■ Your task
Output each entry exactly; skip nothing.

[Begin Raw data]

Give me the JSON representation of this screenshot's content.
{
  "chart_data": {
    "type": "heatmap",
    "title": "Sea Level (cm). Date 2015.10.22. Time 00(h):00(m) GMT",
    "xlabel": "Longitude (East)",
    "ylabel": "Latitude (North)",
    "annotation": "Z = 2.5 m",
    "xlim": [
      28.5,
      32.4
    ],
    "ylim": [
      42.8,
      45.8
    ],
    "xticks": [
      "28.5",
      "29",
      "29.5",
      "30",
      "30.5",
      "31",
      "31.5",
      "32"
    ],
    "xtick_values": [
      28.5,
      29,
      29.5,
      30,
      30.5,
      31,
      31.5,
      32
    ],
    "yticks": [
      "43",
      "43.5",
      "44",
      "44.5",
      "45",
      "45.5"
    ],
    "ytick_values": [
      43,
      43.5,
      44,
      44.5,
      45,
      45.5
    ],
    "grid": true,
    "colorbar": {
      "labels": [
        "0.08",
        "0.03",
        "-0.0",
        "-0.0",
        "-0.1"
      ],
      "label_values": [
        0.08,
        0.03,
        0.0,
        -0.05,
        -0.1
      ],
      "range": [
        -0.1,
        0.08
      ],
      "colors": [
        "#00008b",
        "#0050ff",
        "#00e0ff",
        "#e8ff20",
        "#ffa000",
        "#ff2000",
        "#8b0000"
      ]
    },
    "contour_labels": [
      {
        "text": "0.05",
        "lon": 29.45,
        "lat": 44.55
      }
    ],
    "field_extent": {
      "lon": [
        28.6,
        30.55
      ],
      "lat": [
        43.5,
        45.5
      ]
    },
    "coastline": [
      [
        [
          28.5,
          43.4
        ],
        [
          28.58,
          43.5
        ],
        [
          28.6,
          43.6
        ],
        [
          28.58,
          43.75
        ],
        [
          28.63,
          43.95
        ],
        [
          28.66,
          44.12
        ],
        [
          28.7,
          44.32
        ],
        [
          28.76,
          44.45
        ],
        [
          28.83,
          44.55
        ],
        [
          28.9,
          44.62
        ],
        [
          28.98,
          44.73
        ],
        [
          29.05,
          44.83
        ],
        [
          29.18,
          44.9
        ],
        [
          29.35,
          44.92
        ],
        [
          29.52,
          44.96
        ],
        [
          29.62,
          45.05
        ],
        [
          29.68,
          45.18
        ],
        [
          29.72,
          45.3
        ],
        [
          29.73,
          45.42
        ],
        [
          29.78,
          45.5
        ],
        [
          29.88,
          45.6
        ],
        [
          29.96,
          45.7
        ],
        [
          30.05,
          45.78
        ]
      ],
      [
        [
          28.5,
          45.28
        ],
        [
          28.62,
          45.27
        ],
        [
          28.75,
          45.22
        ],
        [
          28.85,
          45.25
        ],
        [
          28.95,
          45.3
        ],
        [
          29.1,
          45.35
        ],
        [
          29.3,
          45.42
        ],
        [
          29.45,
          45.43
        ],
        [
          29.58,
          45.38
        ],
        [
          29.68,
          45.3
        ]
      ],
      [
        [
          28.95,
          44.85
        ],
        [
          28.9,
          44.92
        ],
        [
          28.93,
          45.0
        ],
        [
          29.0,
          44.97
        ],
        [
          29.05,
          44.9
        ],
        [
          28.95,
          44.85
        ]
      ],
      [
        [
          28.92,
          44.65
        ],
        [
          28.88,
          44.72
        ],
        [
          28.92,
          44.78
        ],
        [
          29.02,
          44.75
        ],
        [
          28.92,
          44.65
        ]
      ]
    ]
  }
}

[End Raw data]

■ Result of this exercise
Give me the JSON representation of this screenshot's content.
{
  "chart_data": {
    "type": "heatmap",
    "title": "Sea Level (cm). Date 2015.10.22. Time 00(h):00(m) GMT",
    "xlabel": "Longitude (East)",
    "ylabel": "Latitude (North)",
    "annotation": "Z = 2.5 m",
    "xlim": [
      28.5,
      32.4
    ],
    "ylim": [
      42.8,
      45.8
    ],
    "xticks": [
      "28.5",
      "29",
      "29.5",
      "30",
      "30.5",
      "31",
      "31.5",
      "32"
    ],
    "xtick_values": [
      28.5,
      29,
      29.5,
      30,
      30.5,
      31,
      31.5,
      32
    ],
    "yticks": [
      "43",
      "43.5",
      "44",
      "44.5",
      "45",
      "45.5"
    ],
    "ytick_values": [
      43,
      43.5,
      44,
      44.5,
      45,
      45.5
    ],
    "grid": true,
    "colorbar": {
      "labels": [
        "0.08",
        "0.03",
        "-0.0",
        "-0.0",
        "-0.1"
      ],
      "label_values": [
        0.08,
        0.03,
        0.0,
        -0.05,
        -0.1
      ],
      "range": [
        -0.1,
        0.08
      ],
      "colors": [
        "#00008b",
        "#0050ff",
        "#00e0ff",
        "#e8ff20",
        "#ffa000",
        "#ff2000",
        "#8b0000"
      ]
    },
    "contour_labels": [
      {
        "text": "0.05",
        "lon": 29.45,
        "lat": 44.55
      }
    ],
    "field_extent": {
      "lon": [
        28.6,
        30.55
      ],
      "lat": [
        43.5,
        45.5
      ]
    },
    "coastline": [
      [
        [
          28.5,
          43.4
        ],
        [
          28.58,
          43.5
        ],
        [
          28.6,
          43.6
        ],
        [
          28.58,
          43.75
        ],
        [
          28.63,
          43.95
        ],
        [
          28.66,
          44.12
        ],
        [
          28.7,
          44.32
        ],
        [
          28.76,
          44.45
        ],
        [
          28.83,
          44.55
        ],
        [
          28.9,
          44.62
        ],
        [
          28.98,
          44.73
        ],
        [
          29.05,
          44.83
        ],
        [
          29.18,
          44.9
        ],
        [
          29.35,
          44.92
        ],
        [
          29.52,
          44.96
        ],
        [
          29.62,
          45.05
        ],
        [
          29.68,
          45.18
        ],
        [
          29.72,
          45.3
        ],
        [
          29.73,
          45.42
        ],
        [
          29.78,
          45.5
        ],
        [
          29.88,
          45.6
        ],
        [
          29.96,
          45.7
        ],
        [
          30.05,
          45.78
        ]
      ],
      [
        [
          28.5,
          45.28
        ],
        [
          28.62,
          45.27
        ],
        [
          28.75,
          45.22
        ],
        [
          28.85,
          45.25
        ],
        [
          28.95,
          45.3
        ],
        [
          29.1,
          45.35
        ],
        [
          29.3,
          45.42
        ],
        [
          29.45,
          45.43
        ],
        [
          29.58,
          45.38
        ],
        [
          29.68,
          45.3
        ]
      ],
      [
        [
          28.95,
          44.85
        ],
        [
          28.9,
          44.92
        ],
        [
          28.93,
          45.0
        ],
        [
          29.0,
          44.97
        ],
        [
          29.05,
          44.9
        ],
        [
          28.95,
          44.85
        ]
      ],
      [
        [
          28.92,
          44.65
        ],
        [
          28.88,
          44.72
        ],
        [
          28.92,
          44.78
        ],
        [
          29.02,
          44.75
        ],
        [
          28.92,
          44.65
        ]
      ]
    ]
  }
}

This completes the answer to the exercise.